• The problem: Copy each line below that contains "shell".

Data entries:

-=-=-=-=-

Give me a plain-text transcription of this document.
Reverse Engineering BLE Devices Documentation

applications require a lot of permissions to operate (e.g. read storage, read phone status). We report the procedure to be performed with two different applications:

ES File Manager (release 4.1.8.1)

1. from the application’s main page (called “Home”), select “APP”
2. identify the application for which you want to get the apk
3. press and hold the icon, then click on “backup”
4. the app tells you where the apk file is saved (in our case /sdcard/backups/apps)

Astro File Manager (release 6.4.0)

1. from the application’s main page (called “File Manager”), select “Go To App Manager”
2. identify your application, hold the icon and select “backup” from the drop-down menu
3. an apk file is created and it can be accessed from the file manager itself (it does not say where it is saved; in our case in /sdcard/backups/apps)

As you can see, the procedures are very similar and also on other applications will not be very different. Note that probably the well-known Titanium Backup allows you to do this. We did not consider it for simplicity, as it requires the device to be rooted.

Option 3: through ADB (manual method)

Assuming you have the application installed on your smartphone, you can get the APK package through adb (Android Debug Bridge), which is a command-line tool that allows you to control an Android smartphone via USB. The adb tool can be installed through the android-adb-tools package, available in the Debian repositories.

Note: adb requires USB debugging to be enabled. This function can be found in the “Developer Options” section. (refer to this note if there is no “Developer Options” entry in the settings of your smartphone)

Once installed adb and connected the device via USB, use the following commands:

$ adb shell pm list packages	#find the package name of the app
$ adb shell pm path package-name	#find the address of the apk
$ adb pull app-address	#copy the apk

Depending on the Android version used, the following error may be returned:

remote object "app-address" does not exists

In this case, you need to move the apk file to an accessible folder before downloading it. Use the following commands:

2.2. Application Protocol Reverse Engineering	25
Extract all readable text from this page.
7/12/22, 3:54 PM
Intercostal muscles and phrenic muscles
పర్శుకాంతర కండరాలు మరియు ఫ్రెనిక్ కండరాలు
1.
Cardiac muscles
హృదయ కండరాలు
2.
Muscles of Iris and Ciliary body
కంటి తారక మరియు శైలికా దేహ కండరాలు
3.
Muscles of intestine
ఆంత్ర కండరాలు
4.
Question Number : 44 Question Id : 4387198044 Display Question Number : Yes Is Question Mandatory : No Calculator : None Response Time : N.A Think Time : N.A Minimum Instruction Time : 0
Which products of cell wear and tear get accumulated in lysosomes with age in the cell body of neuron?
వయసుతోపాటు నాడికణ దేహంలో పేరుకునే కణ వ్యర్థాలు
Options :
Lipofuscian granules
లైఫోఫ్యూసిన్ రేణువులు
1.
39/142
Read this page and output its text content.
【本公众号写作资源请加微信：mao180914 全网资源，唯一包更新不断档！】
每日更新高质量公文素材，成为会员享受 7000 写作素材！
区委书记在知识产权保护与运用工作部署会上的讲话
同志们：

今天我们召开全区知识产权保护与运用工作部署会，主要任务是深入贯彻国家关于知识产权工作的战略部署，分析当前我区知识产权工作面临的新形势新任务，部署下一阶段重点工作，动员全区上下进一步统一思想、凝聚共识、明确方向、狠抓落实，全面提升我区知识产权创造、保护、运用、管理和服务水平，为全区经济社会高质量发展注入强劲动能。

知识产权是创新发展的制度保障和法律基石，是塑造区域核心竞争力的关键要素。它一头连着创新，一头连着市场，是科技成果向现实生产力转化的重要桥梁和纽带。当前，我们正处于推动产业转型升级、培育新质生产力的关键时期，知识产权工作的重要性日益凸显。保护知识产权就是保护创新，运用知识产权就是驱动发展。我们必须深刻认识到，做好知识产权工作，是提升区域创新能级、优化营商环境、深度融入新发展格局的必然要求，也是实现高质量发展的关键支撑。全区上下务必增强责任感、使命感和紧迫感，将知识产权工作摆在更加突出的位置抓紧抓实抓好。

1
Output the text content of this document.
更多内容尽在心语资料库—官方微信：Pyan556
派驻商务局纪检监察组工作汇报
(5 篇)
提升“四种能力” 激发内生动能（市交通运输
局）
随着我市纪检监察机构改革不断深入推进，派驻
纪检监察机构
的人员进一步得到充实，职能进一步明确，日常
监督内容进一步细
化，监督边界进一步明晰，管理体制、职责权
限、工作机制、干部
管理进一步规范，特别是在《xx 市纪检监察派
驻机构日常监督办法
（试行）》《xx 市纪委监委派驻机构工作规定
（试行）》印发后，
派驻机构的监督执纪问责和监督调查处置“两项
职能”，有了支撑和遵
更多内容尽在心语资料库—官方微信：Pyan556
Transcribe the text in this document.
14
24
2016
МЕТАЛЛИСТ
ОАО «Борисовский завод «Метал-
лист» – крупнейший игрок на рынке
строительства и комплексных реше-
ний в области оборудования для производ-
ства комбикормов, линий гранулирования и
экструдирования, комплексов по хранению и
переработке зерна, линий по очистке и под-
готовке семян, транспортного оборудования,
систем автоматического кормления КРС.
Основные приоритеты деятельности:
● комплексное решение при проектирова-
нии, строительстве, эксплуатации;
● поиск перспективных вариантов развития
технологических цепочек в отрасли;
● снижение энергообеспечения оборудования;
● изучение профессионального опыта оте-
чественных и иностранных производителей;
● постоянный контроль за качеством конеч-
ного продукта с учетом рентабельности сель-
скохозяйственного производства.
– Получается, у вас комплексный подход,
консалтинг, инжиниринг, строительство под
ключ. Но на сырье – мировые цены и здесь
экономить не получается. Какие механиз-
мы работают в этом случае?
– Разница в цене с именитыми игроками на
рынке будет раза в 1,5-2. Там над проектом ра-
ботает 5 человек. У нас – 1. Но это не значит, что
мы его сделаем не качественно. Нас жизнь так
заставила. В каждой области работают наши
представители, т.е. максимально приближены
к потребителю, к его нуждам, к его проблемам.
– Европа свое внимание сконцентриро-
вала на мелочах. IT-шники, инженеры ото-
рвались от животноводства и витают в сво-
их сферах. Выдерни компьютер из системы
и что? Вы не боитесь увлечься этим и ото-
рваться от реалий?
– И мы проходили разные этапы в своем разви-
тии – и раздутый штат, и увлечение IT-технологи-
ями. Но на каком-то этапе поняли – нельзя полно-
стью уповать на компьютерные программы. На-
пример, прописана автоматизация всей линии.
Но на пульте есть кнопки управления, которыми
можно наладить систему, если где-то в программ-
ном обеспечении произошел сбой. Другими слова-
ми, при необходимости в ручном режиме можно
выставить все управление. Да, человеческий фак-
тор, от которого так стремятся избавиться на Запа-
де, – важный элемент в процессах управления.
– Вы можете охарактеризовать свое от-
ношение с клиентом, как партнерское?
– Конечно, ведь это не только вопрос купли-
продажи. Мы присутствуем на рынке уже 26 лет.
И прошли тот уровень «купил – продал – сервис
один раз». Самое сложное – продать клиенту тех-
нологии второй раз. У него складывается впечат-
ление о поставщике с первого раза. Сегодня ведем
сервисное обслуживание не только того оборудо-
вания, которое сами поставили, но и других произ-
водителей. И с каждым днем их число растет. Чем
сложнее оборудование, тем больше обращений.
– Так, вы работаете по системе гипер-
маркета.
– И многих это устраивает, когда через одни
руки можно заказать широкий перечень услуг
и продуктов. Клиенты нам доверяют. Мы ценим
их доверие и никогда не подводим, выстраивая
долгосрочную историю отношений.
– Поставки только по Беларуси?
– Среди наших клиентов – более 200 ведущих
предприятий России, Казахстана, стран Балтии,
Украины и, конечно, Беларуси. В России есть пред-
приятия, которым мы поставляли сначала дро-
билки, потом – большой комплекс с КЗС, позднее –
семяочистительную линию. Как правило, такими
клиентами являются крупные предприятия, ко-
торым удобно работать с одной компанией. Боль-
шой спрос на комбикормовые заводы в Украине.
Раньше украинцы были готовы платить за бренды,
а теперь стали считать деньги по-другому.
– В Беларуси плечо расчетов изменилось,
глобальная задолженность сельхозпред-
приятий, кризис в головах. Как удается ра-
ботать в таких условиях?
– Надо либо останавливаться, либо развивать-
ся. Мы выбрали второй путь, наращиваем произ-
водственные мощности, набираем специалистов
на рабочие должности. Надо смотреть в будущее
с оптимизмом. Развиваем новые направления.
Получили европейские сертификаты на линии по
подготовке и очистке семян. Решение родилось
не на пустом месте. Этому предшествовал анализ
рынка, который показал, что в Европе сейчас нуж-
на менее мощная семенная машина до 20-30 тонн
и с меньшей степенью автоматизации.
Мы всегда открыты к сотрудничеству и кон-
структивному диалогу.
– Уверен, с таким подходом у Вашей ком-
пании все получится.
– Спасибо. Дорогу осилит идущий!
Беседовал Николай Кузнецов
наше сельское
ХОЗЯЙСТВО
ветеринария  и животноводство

-=-=-=-=-

• Output of the exercise:
$ adb shell pm list packages	#find the package name of the app
$ adb shell pm path package-name	#find the address of the apk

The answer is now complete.